> **Task details**
All the data below goes into the copy word for word, but the pictures don't.

> **Excerpted data**
━━━━━━━━━━━━━━━━━━━━

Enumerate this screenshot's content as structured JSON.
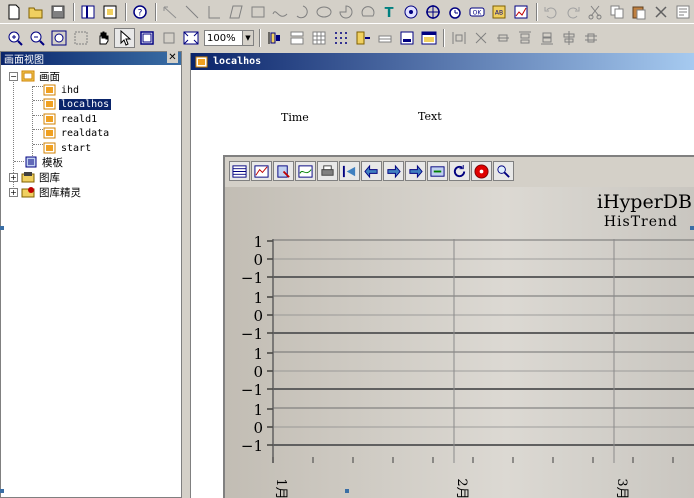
{
  "toolbar1": {
    "buttons": [
      "new-file",
      "open-folder",
      "save",
      "sep",
      "page-setup",
      "view-toggle",
      "sep",
      "help",
      "sep",
      "select-region",
      "line",
      "polyline",
      "polygon",
      "rectangle",
      "curve",
      "arc",
      "ellipse",
      "pie",
      "chord",
      "text",
      "image",
      "crosshair",
      "alarm",
      "button-ok",
      "button-ab",
      "trend",
      "sep",
      "undo",
      "redo",
      "cut",
      "copy",
      "paste",
      "delete",
      "properties"
    ]
  },
  "toolbar2": {
    "zoom_value": "100%"
  },
  "left_panel": {
    "title": "画面视图",
    "close": "✕",
    "root": "画面",
    "screens": [
      "ihd",
      "localhos",
      "reald1",
      "realdata",
      "start"
    ],
    "selected": "localhos",
    "others": [
      "模板",
      "图库",
      "图库精灵"
    ]
  },
  "document": {
    "title": "localhos",
    "label_time": "Time",
    "label_text": "Text"
  },
  "chart_data": {
    "type": "line",
    "title": "iHyperDB",
    "subtitle": "HisTrend",
    "panels": [
      {
        "ylim": [
          -1,
          1
        ],
        "yticks": [
          "1",
          "0",
          "−1"
        ]
      },
      {
        "ylim": [
          -1,
          1
        ],
        "yticks": [
          "1",
          "0",
          "−1"
        ]
      },
      {
        "ylim": [
          -1,
          1
        ],
        "yticks": [
          "1",
          "0",
          "−1"
        ]
      },
      {
        "ylim": [
          -1,
          1
        ],
        "yticks": [
          "1",
          "0",
          "−1"
        ]
      }
    ],
    "x_ticks": [
      "1月",
      "2月",
      "3月"
    ],
    "series": [],
    "grid": true
  }
}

━━━━━━━━━━━━━━━━━━━━

> **Response to this task**
Enumerate this screenshot's content as structured JSON.
{
  "toolbar1": {
    "buttons": [
      "new-file",
      "open-folder",
      "save",
      "sep",
      "page-setup",
      "view-toggle",
      "sep",
      "help",
      "sep",
      "select-region",
      "line",
      "polyline",
      "polygon",
      "rectangle",
      "curve",
      "arc",
      "ellipse",
      "pie",
      "chord",
      "text",
      "image",
      "crosshair",
      "alarm",
      "button-ok",
      "button-ab",
      "trend",
      "sep",
      "undo",
      "redo",
      "cut",
      "copy",
      "paste",
      "delete",
      "properties"
    ]
  },
  "toolbar2": {
    "zoom_value": "100%"
  },
  "left_panel": {
    "title": "画面视图",
    "close": "✕",
    "root": "画面",
    "screens": [
      "ihd",
      "localhos",
      "reald1",
      "realdata",
      "start"
    ],
    "selected": "localhos",
    "others": [
      "模板",
      "图库",
      "图库精灵"
    ]
  },
  "document": {
    "title": "localhos",
    "label_time": "Time",
    "label_text": "Text"
  },
  "chart_data": {
    "type": "line",
    "title": "iHyperDB",
    "subtitle": "HisTrend",
    "panels": [
      {
        "ylim": [
          -1,
          1
        ],
        "yticks": [
          "1",
          "0",
          "−1"
        ]
      },
      {
        "ylim": [
          -1,
          1
        ],
        "yticks": [
          "1",
          "0",
          "−1"
        ]
      },
      {
        "ylim": [
          -1,
          1
        ],
        "yticks": [
          "1",
          "0",
          "−1"
        ]
      },
      {
        "ylim": [
          -1,
          1
        ],
        "yticks": [
          "1",
          "0",
          "−1"
        ]
      }
    ],
    "x_ticks": [
      "1月",
      "2月",
      "3月"
    ],
    "series": [],
    "grid": true
  }
}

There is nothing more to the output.